> _RECORD LIST_

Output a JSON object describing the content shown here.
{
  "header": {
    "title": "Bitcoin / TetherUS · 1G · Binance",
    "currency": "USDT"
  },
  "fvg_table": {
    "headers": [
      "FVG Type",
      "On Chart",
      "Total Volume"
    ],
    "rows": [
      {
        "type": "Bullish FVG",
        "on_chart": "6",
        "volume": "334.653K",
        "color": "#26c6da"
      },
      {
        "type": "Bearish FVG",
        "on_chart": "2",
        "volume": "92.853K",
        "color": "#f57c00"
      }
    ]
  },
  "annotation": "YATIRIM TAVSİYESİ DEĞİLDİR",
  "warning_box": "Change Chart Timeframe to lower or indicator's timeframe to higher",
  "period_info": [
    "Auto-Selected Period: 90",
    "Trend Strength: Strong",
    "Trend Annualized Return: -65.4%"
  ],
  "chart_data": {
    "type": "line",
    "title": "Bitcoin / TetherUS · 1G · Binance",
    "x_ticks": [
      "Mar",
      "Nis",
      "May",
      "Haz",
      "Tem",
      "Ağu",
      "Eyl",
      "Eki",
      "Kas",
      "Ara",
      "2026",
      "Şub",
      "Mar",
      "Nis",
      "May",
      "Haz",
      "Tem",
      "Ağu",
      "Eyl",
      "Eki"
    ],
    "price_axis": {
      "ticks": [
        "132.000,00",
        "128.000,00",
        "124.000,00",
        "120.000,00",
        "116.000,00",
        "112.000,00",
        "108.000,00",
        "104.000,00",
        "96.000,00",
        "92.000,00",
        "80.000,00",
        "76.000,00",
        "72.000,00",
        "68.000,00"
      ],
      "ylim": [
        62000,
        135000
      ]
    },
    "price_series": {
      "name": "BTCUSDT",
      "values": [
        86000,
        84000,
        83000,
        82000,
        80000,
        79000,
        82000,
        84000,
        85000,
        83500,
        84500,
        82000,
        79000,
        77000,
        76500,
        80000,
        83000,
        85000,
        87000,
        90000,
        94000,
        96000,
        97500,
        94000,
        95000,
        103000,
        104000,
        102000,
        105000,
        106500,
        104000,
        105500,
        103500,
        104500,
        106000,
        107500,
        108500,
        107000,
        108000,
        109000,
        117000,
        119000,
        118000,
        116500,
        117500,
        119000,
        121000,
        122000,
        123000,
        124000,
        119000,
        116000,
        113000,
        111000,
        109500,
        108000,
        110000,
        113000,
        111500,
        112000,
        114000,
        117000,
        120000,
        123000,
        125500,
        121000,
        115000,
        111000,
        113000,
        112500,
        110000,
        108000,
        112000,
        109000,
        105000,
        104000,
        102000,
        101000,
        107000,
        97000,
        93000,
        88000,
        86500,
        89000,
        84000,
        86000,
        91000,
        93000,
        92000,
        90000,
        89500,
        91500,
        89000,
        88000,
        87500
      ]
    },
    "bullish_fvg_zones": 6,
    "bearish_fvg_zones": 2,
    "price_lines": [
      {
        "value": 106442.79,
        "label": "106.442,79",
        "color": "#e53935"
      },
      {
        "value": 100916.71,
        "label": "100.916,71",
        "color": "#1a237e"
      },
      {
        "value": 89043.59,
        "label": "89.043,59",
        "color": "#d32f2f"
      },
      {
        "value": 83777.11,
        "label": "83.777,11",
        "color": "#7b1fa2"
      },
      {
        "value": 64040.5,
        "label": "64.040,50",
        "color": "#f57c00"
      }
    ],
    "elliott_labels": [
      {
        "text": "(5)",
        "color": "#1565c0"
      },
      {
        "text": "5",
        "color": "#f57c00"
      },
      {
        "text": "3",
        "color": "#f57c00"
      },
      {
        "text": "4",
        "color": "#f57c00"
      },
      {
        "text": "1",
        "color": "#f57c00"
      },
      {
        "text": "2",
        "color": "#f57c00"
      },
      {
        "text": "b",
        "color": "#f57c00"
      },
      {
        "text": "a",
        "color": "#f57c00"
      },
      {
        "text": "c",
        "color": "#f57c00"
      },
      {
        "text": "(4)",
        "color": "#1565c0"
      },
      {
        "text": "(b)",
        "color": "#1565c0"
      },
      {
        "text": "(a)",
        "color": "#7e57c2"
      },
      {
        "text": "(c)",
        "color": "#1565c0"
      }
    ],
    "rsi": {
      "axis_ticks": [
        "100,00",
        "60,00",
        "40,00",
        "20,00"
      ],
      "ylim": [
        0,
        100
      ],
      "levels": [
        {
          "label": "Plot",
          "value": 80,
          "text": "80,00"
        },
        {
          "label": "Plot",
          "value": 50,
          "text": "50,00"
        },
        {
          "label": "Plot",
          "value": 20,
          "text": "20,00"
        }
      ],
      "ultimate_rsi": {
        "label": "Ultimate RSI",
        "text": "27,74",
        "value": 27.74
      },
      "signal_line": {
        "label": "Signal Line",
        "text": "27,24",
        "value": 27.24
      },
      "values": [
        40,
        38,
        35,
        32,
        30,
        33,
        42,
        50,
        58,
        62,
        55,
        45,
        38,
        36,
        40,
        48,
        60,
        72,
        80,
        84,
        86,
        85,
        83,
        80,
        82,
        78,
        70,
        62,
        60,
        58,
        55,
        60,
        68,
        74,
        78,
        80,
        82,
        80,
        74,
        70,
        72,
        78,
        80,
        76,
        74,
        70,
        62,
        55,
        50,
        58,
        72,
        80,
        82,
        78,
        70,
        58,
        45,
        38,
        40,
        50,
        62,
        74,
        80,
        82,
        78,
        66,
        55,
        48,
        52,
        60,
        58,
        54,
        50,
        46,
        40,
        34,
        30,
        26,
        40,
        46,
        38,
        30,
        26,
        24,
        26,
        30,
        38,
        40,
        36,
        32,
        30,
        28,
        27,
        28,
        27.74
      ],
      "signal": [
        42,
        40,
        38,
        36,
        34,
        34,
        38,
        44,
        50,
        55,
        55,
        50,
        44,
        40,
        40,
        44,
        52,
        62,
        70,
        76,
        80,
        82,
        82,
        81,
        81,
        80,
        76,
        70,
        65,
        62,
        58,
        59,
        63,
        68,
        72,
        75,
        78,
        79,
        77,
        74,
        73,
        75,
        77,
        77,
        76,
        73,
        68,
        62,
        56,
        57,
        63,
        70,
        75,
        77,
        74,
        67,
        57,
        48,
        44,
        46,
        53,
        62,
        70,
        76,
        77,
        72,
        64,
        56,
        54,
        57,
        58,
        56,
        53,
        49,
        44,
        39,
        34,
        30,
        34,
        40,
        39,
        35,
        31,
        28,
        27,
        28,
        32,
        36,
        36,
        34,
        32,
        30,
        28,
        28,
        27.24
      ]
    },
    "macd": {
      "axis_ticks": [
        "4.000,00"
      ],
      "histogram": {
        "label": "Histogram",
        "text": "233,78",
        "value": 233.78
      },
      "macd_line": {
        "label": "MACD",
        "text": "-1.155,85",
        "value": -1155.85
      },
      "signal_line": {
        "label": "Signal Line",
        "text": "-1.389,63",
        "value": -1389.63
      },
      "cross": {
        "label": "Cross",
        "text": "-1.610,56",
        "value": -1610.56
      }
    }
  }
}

> _WHAT YOU SHOULD DO_
Output the listing above exactly as it appears.

> _FULL SOLUTION_
Output a JSON object describing the content shown here.
{
  "header": {
    "title": "Bitcoin / TetherUS · 1G · Binance",
    "currency": "USDT"
  },
  "fvg_table": {
    "headers": [
      "FVG Type",
      "On Chart",
      "Total Volume"
    ],
    "rows": [
      {
        "type": "Bullish FVG",
        "on_chart": "6",
        "volume": "334.653K",
        "color": "#26c6da"
      },
      {
        "type": "Bearish FVG",
        "on_chart": "2",
        "volume": "92.853K",
        "color": "#f57c00"
      }
    ]
  },
  "annotation": "YATIRIM TAVSİYESİ DEĞİLDİR",
  "warning_box": "Change Chart Timeframe to lower or indicator's timeframe to higher",
  "period_info": [
    "Auto-Selected Period: 90",
    "Trend Strength: Strong",
    "Trend Annualized Return: -65.4%"
  ],
  "chart_data": {
    "type": "line",
    "title": "Bitcoin / TetherUS · 1G · Binance",
    "x_ticks": [
      "Mar",
      "Nis",
      "May",
      "Haz",
      "Tem",
      "Ağu",
      "Eyl",
      "Eki",
      "Kas",
      "Ara",
      "2026",
      "Şub",
      "Mar",
      "Nis",
      "May",
      "Haz",
      "Tem",
      "Ağu",
      "Eyl",
      "Eki"
    ],
    "price_axis": {
      "ticks": [
        "132.000,00",
        "128.000,00",
        "124.000,00",
        "120.000,00",
        "116.000,00",
        "112.000,00",
        "108.000,00",
        "104.000,00",
        "96.000,00",
        "92.000,00",
        "80.000,00",
        "76.000,00",
        "72.000,00",
        "68.000,00"
      ],
      "ylim": [
        62000,
        135000
      ]
    },
    "price_series": {
      "name": "BTCUSDT",
      "values": [
        86000,
        84000,
        83000,
        82000,
        80000,
        79000,
        82000,
        84000,
        85000,
        83500,
        84500,
        82000,
        79000,
        77000,
        76500,
        80000,
        83000,
        85000,
        87000,
        90000,
        94000,
        96000,
        97500,
        94000,
        95000,
        103000,
        104000,
        102000,
        105000,
        106500,
        104000,
        105500,
        103500,
        104500,
        106000,
        107500,
        108500,
        107000,
        108000,
        109000,
        117000,
        119000,
        118000,
        116500,
        117500,
        119000,
        121000,
        122000,
        123000,
        124000,
        119000,
        116000,
        113000,
        111000,
        109500,
        108000,
        110000,
        113000,
        111500,
        112000,
        114000,
        117000,
        120000,
        123000,
        125500,
        121000,
        115000,
        111000,
        113000,
        112500,
        110000,
        108000,
        112000,
        109000,
        105000,
        104000,
        102000,
        101000,
        107000,
        97000,
        93000,
        88000,
        86500,
        89000,
        84000,
        86000,
        91000,
        93000,
        92000,
        90000,
        89500,
        91500,
        89000,
        88000,
        87500
      ]
    },
    "bullish_fvg_zones": 6,
    "bearish_fvg_zones": 2,
    "price_lines": [
      {
        "value": 106442.79,
        "label": "106.442,79",
        "color": "#e53935"
      },
      {
        "value": 100916.71,
        "label": "100.916,71",
        "color": "#1a237e"
      },
      {
        "value": 89043.59,
        "label": "89.043,59",
        "color": "#d32f2f"
      },
      {
        "value": 83777.11,
        "label": "83.777,11",
        "color": "#7b1fa2"
      },
      {
        "value": 64040.5,
        "label": "64.040,50",
        "color": "#f57c00"
      }
    ],
    "elliott_labels": [
      {
        "text": "(5)",
        "color": "#1565c0"
      },
      {
        "text": "5",
        "color": "#f57c00"
      },
      {
        "text": "3",
        "color": "#f57c00"
      },
      {
        "text": "4",
        "color": "#f57c00"
      },
      {
        "text": "1",
        "color": "#f57c00"
      },
      {
        "text": "2",
        "color": "#f57c00"
      },
      {
        "text": "b",
        "color": "#f57c00"
      },
      {
        "text": "a",
        "color": "#f57c00"
      },
      {
        "text": "c",
        "color": "#f57c00"
      },
      {
        "text": "(4)",
        "color": "#1565c0"
      },
      {
        "text": "(b)",
        "color": "#1565c0"
      },
      {
        "text": "(a)",
        "color": "#7e57c2"
      },
      {
        "text": "(c)",
        "color": "#1565c0"
      }
    ],
    "rsi": {
      "axis_ticks": [
        "100,00",
        "60,00",
        "40,00",
        "20,00"
      ],
      "ylim": [
        0,
        100
      ],
      "levels": [
        {
          "label": "Plot",
          "value": 80,
          "text": "80,00"
        },
        {
          "label": "Plot",
          "value": 50,
          "text": "50,00"
        },
        {
          "label": "Plot",
          "value": 20,
          "text": "20,00"
        }
      ],
      "ultimate_rsi": {
        "label": "Ultimate RSI",
        "text": "27,74",
        "value": 27.74
      },
      "signal_line": {
        "label": "Signal Line",
        "text": "27,24",
        "value": 27.24
      },
      "values": [
        40,
        38,
        35,
        32,
        30,
        33,
        42,
        50,
        58,
        62,
        55,
        45,
        38,
        36,
        40,
        48,
        60,
        72,
        80,
        84,
        86,
        85,
        83,
        80,
        82,
        78,
        70,
        62,
        60,
        58,
        55,
        60,
        68,
        74,
        78,
        80,
        82,
        80,
        74,
        70,
        72,
        78,
        80,
        76,
        74,
        70,
        62,
        55,
        50,
        58,
        72,
        80,
        82,
        78,
        70,
        58,
        45,
        38,
        40,
        50,
        62,
        74,
        80,
        82,
        78,
        66,
        55,
        48,
        52,
        60,
        58,
        54,
        50,
        46,
        40,
        34,
        30,
        26,
        40,
        46,
        38,
        30,
        26,
        24,
        26,
        30,
        38,
        40,
        36,
        32,
        30,
        28,
        27,
        28,
        27.74
      ],
      "signal": [
        42,
        40,
        38,
        36,
        34,
        34,
        38,
        44,
        50,
        55,
        55,
        50,
        44,
        40,
        40,
        44,
        52,
        62,
        70,
        76,
        80,
        82,
        82,
        81,
        81,
        80,
        76,
        70,
        65,
        62,
        58,
        59,
        63,
        68,
        72,
        75,
        78,
        79,
        77,
        74,
        73,
        75,
        77,
        77,
        76,
        73,
        68,
        62,
        56,
        57,
        63,
        70,
        75,
        77,
        74,
        67,
        57,
        48,
        44,
        46,
        53,
        62,
        70,
        76,
        77,
        72,
        64,
        56,
        54,
        57,
        58,
        56,
        53,
        49,
        44,
        39,
        34,
        30,
        34,
        40,
        39,
        35,
        31,
        28,
        27,
        28,
        32,
        36,
        36,
        34,
        32,
        30,
        28,
        28,
        27.24
      ]
    },
    "macd": {
      "axis_ticks": [
        "4.000,00"
      ],
      "histogram": {
        "label": "Histogram",
        "text": "233,78",
        "value": 233.78
      },
      "macd_line": {
        "label": "MACD",
        "text": "-1.155,85",
        "value": -1155.85
      },
      "signal_line": {
        "label": "Signal Line",
        "text": "-1.389,63",
        "value": -1389.63
      },
      "cross": {
        "label": "Cross",
        "text": "-1.610,56",
        "value": -1610.56
      }
    }
  }
}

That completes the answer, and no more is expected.